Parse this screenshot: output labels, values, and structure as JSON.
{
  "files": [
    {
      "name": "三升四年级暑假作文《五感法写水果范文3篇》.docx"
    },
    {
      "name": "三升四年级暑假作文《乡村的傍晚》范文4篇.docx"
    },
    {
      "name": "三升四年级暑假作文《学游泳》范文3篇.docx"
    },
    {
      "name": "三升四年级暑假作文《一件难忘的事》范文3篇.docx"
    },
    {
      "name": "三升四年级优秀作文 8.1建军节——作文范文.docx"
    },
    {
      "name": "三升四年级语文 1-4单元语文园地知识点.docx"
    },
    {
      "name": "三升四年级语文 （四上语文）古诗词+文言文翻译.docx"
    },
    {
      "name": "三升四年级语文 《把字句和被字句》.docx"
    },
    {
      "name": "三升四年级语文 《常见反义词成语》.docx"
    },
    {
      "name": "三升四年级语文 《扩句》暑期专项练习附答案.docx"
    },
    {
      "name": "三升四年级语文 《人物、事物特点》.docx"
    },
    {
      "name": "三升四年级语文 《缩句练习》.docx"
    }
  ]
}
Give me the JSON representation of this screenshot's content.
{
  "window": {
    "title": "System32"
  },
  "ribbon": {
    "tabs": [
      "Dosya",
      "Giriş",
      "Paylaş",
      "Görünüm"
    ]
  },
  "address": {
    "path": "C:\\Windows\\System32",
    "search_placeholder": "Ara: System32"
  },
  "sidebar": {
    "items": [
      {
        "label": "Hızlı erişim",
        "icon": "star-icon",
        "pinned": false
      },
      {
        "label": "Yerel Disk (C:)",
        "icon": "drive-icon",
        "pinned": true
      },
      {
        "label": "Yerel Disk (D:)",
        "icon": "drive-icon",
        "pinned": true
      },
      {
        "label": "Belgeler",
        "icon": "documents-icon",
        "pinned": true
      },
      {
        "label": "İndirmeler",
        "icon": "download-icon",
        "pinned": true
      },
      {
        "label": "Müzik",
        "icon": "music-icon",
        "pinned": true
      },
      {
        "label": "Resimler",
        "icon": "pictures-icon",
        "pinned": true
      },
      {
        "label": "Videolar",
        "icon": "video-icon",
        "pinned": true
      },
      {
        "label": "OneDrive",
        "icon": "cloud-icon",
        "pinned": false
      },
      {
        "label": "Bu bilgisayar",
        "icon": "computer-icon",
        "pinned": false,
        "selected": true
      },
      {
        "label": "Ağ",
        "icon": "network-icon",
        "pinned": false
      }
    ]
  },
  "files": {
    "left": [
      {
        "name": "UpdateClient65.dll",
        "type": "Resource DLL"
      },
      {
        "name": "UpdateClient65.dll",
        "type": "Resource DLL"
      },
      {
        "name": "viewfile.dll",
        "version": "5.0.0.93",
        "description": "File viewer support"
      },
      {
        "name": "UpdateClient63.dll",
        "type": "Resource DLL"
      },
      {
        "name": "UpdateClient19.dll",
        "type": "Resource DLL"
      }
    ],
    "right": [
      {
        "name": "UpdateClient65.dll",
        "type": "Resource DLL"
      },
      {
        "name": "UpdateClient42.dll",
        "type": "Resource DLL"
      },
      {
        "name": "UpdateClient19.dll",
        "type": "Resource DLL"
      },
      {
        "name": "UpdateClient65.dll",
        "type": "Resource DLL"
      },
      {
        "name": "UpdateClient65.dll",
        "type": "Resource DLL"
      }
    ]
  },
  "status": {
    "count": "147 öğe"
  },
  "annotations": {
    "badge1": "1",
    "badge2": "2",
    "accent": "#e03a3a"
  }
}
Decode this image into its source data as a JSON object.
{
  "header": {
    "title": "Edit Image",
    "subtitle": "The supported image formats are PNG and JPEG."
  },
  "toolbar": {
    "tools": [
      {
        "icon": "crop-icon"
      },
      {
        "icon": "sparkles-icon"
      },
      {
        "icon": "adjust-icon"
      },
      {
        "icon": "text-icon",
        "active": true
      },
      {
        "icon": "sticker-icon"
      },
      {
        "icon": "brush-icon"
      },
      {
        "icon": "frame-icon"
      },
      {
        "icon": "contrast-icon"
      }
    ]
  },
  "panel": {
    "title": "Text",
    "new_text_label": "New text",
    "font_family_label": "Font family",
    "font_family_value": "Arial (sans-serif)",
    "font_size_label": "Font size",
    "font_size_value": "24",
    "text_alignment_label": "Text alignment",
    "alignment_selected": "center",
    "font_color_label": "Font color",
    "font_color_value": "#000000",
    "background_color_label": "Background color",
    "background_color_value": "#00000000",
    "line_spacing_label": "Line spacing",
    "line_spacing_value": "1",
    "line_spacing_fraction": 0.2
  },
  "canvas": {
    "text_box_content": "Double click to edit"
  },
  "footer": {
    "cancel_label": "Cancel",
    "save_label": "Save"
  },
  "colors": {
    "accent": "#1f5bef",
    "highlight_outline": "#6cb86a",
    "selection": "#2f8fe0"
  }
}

WORK TO BE COMPLETED -> Go through the data above and find the lines with the word "JSON". Copy each of those lines.

SOLVED PROBLEM ->
Parse this screenshot: output labels, values, and structure as JSON.
Give me the JSON representation of this screenshot's content.
Decode this image into its source data as a JSON object.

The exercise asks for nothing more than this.